**AUFGABENSTELLUNG**
Geben Sie den Abschnitt aus dem Dokumentauszug zur Schizophrenie wörtlich wieder, beginnend bei „Schizophrene hören nicht“ und endend bei „der Außenwelt ab.“.

**DOKUMENTAUSZUG**
Eine Schizophrenie ist nicht so selten, wie man vermutet

Schätzungsweise 800.000 Bundesbürger erkranken mindestens einmal im Leben an einer Schizophrenie. Das Lebenszeitrisiko, schizophren zu werden, liegt also bei 1 Prozent. Häufig beginnt die Krankheit zwischen dem 18. und 35. Lebensjahr, wobei Männer im Durchschnitt etwas früher erkranken - zwischen dem 15. und 30. Lebensjahr.

Wo kommt eine Schizophrenie her?

Es ist noch nicht genau geklärt, wie die Krankheit entsteht. Untersuchungen weisen darauf hin, dass im Gehirn beim Neurotransmitter Dopamin etwas aus dem Ruder gelaufen ist. Wie bei vielen anderen psychischen Erkrankungen bedingen jedoch mehrere Faktoren das Leiden. Zum einen sind es die genetischen Faktoren: Je näher man mit einem Schizophreniekranken verwandt ist, desto wahrscheinlicher ist auch die eigene Erkrankung. Bei einem schizophrenen Elternteil beträgt sie fünf bis zehn Prozent, bei kranken Geschwistern acht bis zehn Prozent.

Auch belastende Lebensereignisse erhöhen die Anfälligkeit für eine Schizophrenie. Unter diese sogenannten „Life-Events" fallen beispielsweise Geburtskomplikationen oder auch eine schlimme Erfahrung in der Kindheit. Wie ein Individuum mit solchen Belastungen umgeht, ist natürlich sehr unterschiedlich: Was dem einen sehr zu schaffen macht und zu psychischen Problemen führt, muss den anderen nicht zwangsläufig belasten.

Durch Kiffen und andere Drogen kann man schizophren werden

Drogen können eine Schizophrenie nach heutigem Kenntnisstand nicht direkt auslösen, sie bei entsprechender Veranlagung jedoch früher zum Ausbruch bringen. Neben bewusstseinsverändernden Drogen wie LSD sehen Experten auch im Konsum von Cannabis einen gefährlichen Wegbereiter für die Krankheit. Ein Team von Psychiatern der niederländischen Universität Maastricht hat in einer Studie mit 2000 deutschen Jugendlichen und jungen Erwachsenen zwischen 14 und 24 Jahren gezeigt, dass Cannabis-Rauchen in dieser Lebensphase das Risiko verdoppelt, psychotische Symptome auszubilden.

Schizophrene hören nicht immer Stimmen oder haben Halluzinationen

Wahnvorstellungen oder Halluzinationen treten zwar bei manchen Erkrankten auf, müssen aber nicht. Grundsymptome und daher viel häufiger sind Störungen des Denkens: Gedanken werden zusammenhanglos, zerfahren und unlogisch. Auch das Gefühlsleben ist häufig gestört. Ähnlich wie bei einer Depression wirken Kranke kraftlos und apathisch. Sie spüren keine Gefühlsregungen mehr und kapseln sich von der Außenwelt ab.

**GESPEICHERTE DATEN**
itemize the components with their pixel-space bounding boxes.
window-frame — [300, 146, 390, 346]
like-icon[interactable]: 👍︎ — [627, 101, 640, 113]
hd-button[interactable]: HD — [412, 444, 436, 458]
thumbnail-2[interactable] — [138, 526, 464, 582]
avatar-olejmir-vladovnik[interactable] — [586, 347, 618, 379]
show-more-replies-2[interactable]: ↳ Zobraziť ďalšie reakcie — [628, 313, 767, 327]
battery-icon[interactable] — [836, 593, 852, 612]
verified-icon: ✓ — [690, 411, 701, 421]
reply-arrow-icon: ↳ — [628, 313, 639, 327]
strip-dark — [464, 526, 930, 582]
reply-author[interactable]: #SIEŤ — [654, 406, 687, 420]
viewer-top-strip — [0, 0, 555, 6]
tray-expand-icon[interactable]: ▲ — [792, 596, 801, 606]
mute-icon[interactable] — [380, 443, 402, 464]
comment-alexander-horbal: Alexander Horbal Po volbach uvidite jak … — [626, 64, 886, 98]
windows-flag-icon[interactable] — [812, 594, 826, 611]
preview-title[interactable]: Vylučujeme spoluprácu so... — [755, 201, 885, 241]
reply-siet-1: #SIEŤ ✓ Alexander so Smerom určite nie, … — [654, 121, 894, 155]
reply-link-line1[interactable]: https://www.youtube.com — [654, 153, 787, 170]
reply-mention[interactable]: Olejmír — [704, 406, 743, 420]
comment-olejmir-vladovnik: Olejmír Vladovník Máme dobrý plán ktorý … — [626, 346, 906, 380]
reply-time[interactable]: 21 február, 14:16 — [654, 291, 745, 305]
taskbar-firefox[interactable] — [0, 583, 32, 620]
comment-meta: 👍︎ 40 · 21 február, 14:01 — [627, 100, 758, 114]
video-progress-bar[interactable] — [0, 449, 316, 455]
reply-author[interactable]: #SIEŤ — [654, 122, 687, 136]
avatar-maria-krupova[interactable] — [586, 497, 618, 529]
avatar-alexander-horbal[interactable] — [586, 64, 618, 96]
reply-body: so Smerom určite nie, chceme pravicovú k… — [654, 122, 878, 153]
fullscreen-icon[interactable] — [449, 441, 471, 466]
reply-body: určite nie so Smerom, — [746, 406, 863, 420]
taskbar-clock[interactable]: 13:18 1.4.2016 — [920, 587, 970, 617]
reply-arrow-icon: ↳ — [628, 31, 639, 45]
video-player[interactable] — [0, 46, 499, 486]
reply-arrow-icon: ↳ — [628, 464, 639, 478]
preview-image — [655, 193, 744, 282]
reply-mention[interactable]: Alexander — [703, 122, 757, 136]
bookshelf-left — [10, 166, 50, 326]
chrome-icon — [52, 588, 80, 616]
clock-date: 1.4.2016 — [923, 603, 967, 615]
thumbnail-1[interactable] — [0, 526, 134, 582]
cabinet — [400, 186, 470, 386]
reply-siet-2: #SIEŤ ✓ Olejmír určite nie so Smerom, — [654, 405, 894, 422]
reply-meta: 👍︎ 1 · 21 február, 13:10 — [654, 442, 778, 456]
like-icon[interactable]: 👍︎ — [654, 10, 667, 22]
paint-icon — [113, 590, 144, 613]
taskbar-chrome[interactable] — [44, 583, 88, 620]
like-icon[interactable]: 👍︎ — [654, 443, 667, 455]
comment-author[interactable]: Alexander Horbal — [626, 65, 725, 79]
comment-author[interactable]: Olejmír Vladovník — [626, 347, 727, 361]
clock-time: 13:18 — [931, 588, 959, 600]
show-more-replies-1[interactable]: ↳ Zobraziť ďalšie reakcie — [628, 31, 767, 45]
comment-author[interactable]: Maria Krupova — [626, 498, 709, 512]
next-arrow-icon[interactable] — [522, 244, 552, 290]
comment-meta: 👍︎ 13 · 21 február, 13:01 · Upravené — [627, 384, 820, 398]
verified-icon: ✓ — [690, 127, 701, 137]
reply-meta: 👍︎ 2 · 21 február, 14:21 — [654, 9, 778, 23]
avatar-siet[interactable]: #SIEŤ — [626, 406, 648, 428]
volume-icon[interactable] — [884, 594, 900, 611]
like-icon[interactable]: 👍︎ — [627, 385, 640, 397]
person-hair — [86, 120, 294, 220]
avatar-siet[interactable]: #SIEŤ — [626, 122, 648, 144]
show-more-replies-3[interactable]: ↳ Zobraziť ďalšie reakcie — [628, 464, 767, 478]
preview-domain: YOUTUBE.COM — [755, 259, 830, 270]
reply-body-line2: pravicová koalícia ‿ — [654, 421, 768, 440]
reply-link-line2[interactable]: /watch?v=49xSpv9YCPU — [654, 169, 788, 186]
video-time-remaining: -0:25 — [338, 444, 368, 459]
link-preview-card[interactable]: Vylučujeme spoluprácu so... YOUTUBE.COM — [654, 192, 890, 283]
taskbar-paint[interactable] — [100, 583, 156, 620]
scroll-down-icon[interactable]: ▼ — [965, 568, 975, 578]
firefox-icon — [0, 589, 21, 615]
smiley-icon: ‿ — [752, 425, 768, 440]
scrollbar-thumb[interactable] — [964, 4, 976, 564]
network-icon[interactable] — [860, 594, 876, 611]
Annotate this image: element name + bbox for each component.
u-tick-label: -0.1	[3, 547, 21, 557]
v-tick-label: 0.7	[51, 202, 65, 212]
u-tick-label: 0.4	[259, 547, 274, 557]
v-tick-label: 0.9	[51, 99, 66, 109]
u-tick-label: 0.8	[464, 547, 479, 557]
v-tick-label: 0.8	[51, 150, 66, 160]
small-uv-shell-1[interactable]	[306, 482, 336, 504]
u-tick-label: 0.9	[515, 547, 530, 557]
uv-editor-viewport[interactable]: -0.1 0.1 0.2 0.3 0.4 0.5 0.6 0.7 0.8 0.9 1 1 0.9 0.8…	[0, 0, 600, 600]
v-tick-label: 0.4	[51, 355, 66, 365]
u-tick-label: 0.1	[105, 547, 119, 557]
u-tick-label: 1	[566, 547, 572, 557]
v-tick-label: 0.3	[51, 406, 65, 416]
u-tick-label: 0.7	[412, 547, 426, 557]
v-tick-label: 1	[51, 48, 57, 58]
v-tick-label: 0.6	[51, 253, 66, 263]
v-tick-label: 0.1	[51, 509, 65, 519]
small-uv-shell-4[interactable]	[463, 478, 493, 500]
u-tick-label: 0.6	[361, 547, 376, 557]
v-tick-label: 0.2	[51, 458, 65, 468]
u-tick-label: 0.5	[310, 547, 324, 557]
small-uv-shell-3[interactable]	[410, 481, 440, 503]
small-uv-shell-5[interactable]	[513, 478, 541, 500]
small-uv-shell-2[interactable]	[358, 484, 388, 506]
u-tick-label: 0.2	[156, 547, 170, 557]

**IHRE LÖSUNG**
Schizophrene hören nicht immer Stimmen oder haben Halluzinationen

Wahnvorstellungen oder Halluzinationen treten zwar bei manchen Erkrankten auf, müssen aber nicht. Grundsymptome und daher viel häufiger sind Störungen des Denkens: Gedanken werden zusammenhanglos, zerfahren und unlogisch. Auch das Gefühlsleben ist häufig gestört. Ähnlich wie bei einer Depression wirken Kranke kraftlos und apathisch. Sie spüren keine Gefühlsregungen mehr und kapseln sich von der Außenwelt ab.